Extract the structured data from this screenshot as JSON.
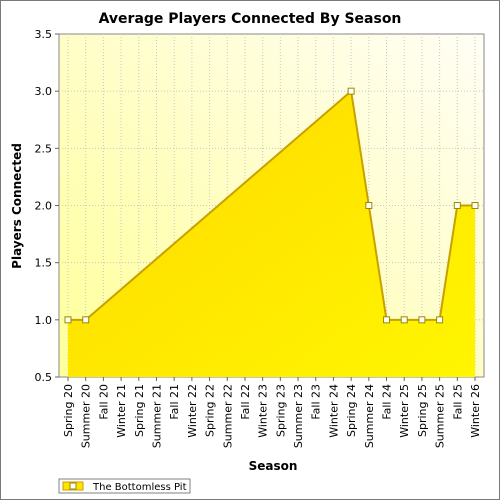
{
  "chart_data": {
    "type": "area",
    "title": "Average Players Connected By Season",
    "xlabel": "Season",
    "ylabel": "Players Connected",
    "ylim": [
      0.5,
      3.5
    ],
    "yticks": [
      "0.5",
      "1.0",
      "1.5",
      "2.0",
      "2.5",
      "3.0",
      "3.5"
    ],
    "grid": true,
    "legend_position": "bottom-left",
    "categories": [
      "Spring 20",
      "Summer 20",
      "Fall 20",
      "Winter 21",
      "Spring 21",
      "Summer 21",
      "Fall 21",
      "Winter 22",
      "Spring 22",
      "Summer 22",
      "Fall 22",
      "Winter 23",
      "Spring 23",
      "Summer 23",
      "Fall 23",
      "Winter 24",
      "Spring 24",
      "Summer 24",
      "Fall 24",
      "Winter 25",
      "Spring 25",
      "Summer 25",
      "Fall 25",
      "Winter 26"
    ],
    "series": [
      {
        "name": "The Bottomless Pit",
        "color": "#ffe400",
        "line_color": "#c8a000",
        "points": [
          {
            "x": "Spring 20",
            "y": 1.0
          },
          {
            "x": "Summer 20",
            "y": 1.0
          },
          {
            "x": "Spring 24",
            "y": 3.0
          },
          {
            "x": "Summer 24",
            "y": 2.0
          },
          {
            "x": "Fall 24",
            "y": 1.0
          },
          {
            "x": "Winter 25",
            "y": 1.0
          },
          {
            "x": "Spring 25",
            "y": 1.0
          },
          {
            "x": "Summer 25",
            "y": 1.0
          },
          {
            "x": "Fall 25",
            "y": 2.0
          },
          {
            "x": "Winter 26",
            "y": 2.0
          }
        ]
      }
    ]
  }
}
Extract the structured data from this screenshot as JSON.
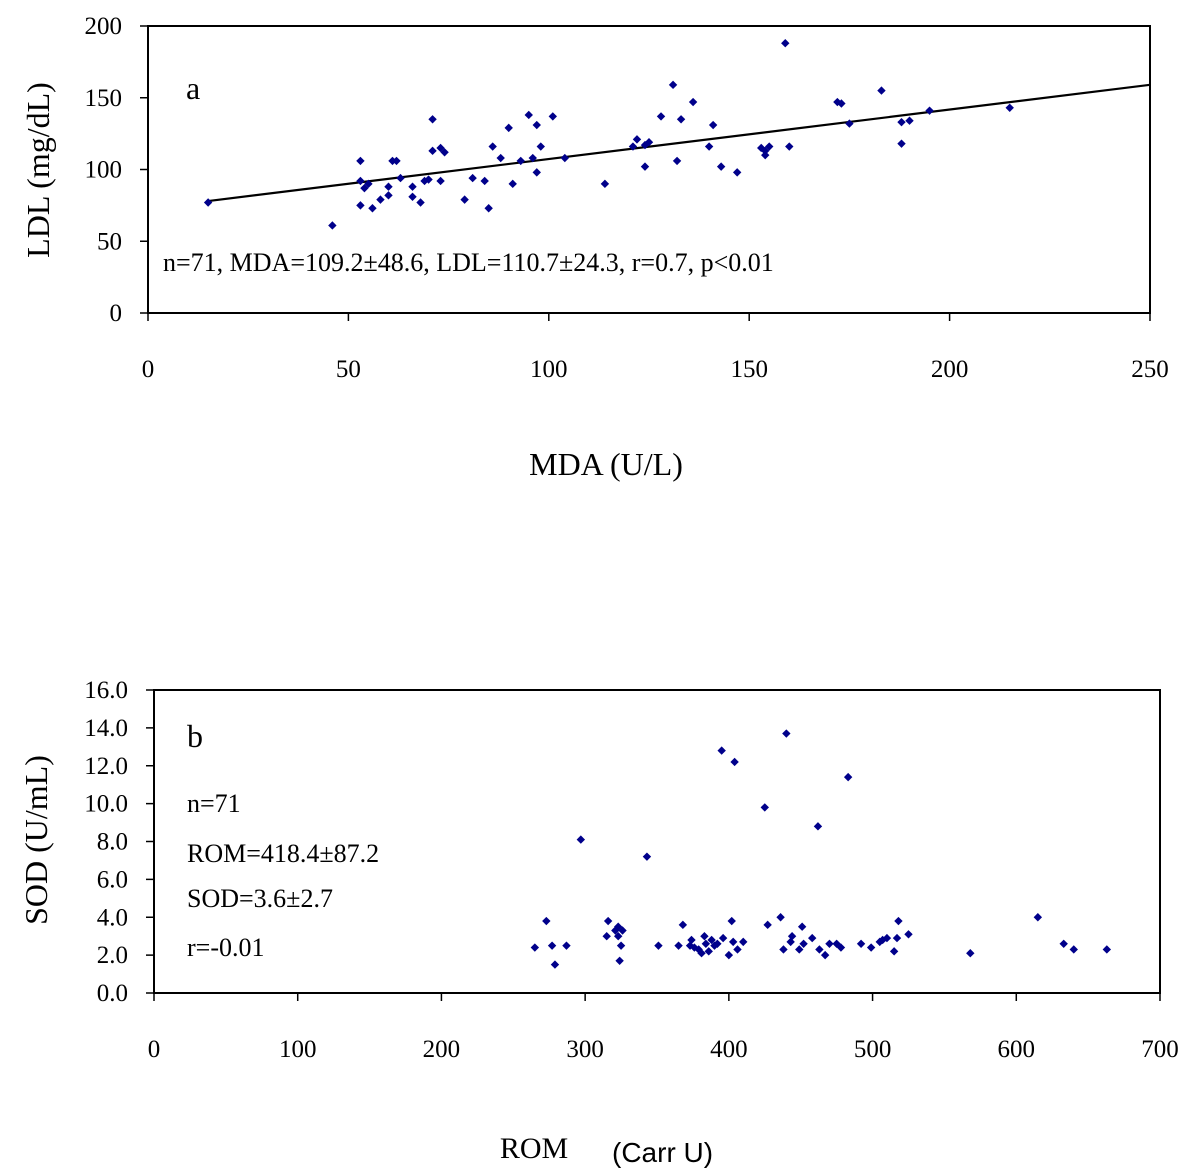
{
  "chart_data": [
    {
      "type": "scatter",
      "panel_label": "a",
      "xlabel": "MDA (U/L)",
      "ylabel": "LDL (mg/dL)",
      "xlim": [
        0,
        250
      ],
      "ylim": [
        0,
        200
      ],
      "xticks": [
        "0",
        "50",
        "100",
        "150",
        "200",
        "250"
      ],
      "yticks": [
        "0",
        "50",
        "100",
        "150",
        "200"
      ],
      "annotations": [
        "n=71,  MDA=109.2±48.6,  LDL=110.7±24.3,   r=0.7,  p<0.01"
      ],
      "marker_color": "#00008B",
      "trendline": {
        "x": [
          15,
          250
        ],
        "y": [
          78,
          159
        ]
      },
      "points": [
        [
          15,
          77
        ],
        [
          46,
          61
        ],
        [
          53,
          92
        ],
        [
          53,
          106
        ],
        [
          53,
          75
        ],
        [
          54,
          87
        ],
        [
          55,
          90
        ],
        [
          56,
          73
        ],
        [
          58,
          79
        ],
        [
          60,
          82
        ],
        [
          60,
          88
        ],
        [
          61,
          106
        ],
        [
          62,
          106
        ],
        [
          63,
          94
        ],
        [
          66,
          88
        ],
        [
          66,
          81
        ],
        [
          68,
          77
        ],
        [
          69,
          92
        ],
        [
          70,
          93
        ],
        [
          71,
          135
        ],
        [
          71,
          113
        ],
        [
          73,
          92
        ],
        [
          73,
          115
        ],
        [
          74,
          112
        ],
        [
          79,
          79
        ],
        [
          81,
          94
        ],
        [
          84,
          92
        ],
        [
          85,
          73
        ],
        [
          86,
          116
        ],
        [
          88,
          108
        ],
        [
          90,
          129
        ],
        [
          91,
          90
        ],
        [
          93,
          106
        ],
        [
          95,
          138
        ],
        [
          96,
          108
        ],
        [
          97,
          98
        ],
        [
          97,
          131
        ],
        [
          98,
          116
        ],
        [
          101,
          137
        ],
        [
          104,
          108
        ],
        [
          114,
          90
        ],
        [
          121,
          116
        ],
        [
          122,
          121
        ],
        [
          124,
          102
        ],
        [
          124,
          117
        ],
        [
          125,
          119
        ],
        [
          128,
          137
        ],
        [
          131,
          159
        ],
        [
          132,
          106
        ],
        [
          133,
          135
        ],
        [
          136,
          147
        ],
        [
          140,
          116
        ],
        [
          141,
          131
        ],
        [
          143,
          102
        ],
        [
          147,
          98
        ],
        [
          153,
          115
        ],
        [
          154,
          110
        ],
        [
          154,
          113
        ],
        [
          155,
          116
        ],
        [
          159,
          188
        ],
        [
          160,
          116
        ],
        [
          172,
          147
        ],
        [
          173,
          146
        ],
        [
          175,
          132
        ],
        [
          183,
          155
        ],
        [
          188,
          133
        ],
        [
          188,
          118
        ],
        [
          190,
          134
        ],
        [
          195,
          141
        ],
        [
          215,
          143
        ]
      ]
    },
    {
      "type": "scatter",
      "panel_label": "b",
      "xlabel": "ROM",
      "xlabel_unit": "(Carr U)",
      "ylabel": "SOD (U/mL)",
      "xlim": [
        0,
        700
      ],
      "ylim": [
        0,
        16
      ],
      "xticks": [
        "0",
        "100",
        "200",
        "300",
        "400",
        "500",
        "600",
        "700"
      ],
      "yticks": [
        "0.0",
        "2.0",
        "4.0",
        "6.0",
        "8.0",
        "10.0",
        "12.0",
        "14.0",
        "16.0"
      ],
      "annotations": [
        "n=71",
        "ROM=418.4±87.2",
        "SOD=3.6±2.7",
        "r=-0.01"
      ],
      "marker_color": "#00008B",
      "points": [
        [
          265,
          2.4
        ],
        [
          273,
          3.8
        ],
        [
          277,
          2.5
        ],
        [
          279,
          1.5
        ],
        [
          287,
          2.5
        ],
        [
          297,
          8.1
        ],
        [
          315,
          3.0
        ],
        [
          316,
          3.8
        ],
        [
          321,
          3.3
        ],
        [
          323,
          3.5
        ],
        [
          323,
          3.0
        ],
        [
          324,
          1.7
        ],
        [
          325,
          2.5
        ],
        [
          326,
          3.3
        ],
        [
          351,
          2.5
        ],
        [
          343,
          7.2
        ],
        [
          365,
          2.5
        ],
        [
          368,
          3.6
        ],
        [
          373,
          2.5
        ],
        [
          374,
          2.8
        ],
        [
          376,
          2.4
        ],
        [
          379,
          2.3
        ],
        [
          381,
          2.1
        ],
        [
          383,
          3.0
        ],
        [
          384,
          2.6
        ],
        [
          386,
          2.2
        ],
        [
          388,
          2.8
        ],
        [
          390,
          2.5
        ],
        [
          392,
          2.6
        ],
        [
          395,
          12.8
        ],
        [
          396,
          2.9
        ],
        [
          400,
          2.0
        ],
        [
          402,
          3.8
        ],
        [
          403,
          2.7
        ],
        [
          404,
          12.2
        ],
        [
          406,
          2.3
        ],
        [
          410,
          2.7
        ],
        [
          425,
          9.8
        ],
        [
          427,
          3.6
        ],
        [
          436,
          4.0
        ],
        [
          438,
          2.3
        ],
        [
          440,
          13.7
        ],
        [
          443,
          2.7
        ],
        [
          444,
          3.0
        ],
        [
          449,
          2.3
        ],
        [
          451,
          3.5
        ],
        [
          452,
          2.6
        ],
        [
          458,
          2.9
        ],
        [
          462,
          8.8
        ],
        [
          463,
          2.3
        ],
        [
          467,
          2.0
        ],
        [
          470,
          2.6
        ],
        [
          475,
          2.6
        ],
        [
          478,
          2.4
        ],
        [
          483,
          11.4
        ],
        [
          492,
          2.6
        ],
        [
          499,
          2.4
        ],
        [
          505,
          2.7
        ],
        [
          507,
          2.8
        ],
        [
          510,
          2.9
        ],
        [
          515,
          2.2
        ],
        [
          517,
          2.9
        ],
        [
          518,
          3.8
        ],
        [
          525,
          3.1
        ],
        [
          568,
          2.1
        ],
        [
          615,
          4.0
        ],
        [
          633,
          2.6
        ],
        [
          640,
          2.3
        ],
        [
          663,
          2.3
        ]
      ]
    }
  ]
}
——————
#### REQUEST:
Only lines with the word "ylabel" should be collected from the material.

#### SOLUTION:
    "ylabel": "Players Connected",
      "ylabel": "LDL (mg/dL)",
      "ylabel": "SOD (U/mL)",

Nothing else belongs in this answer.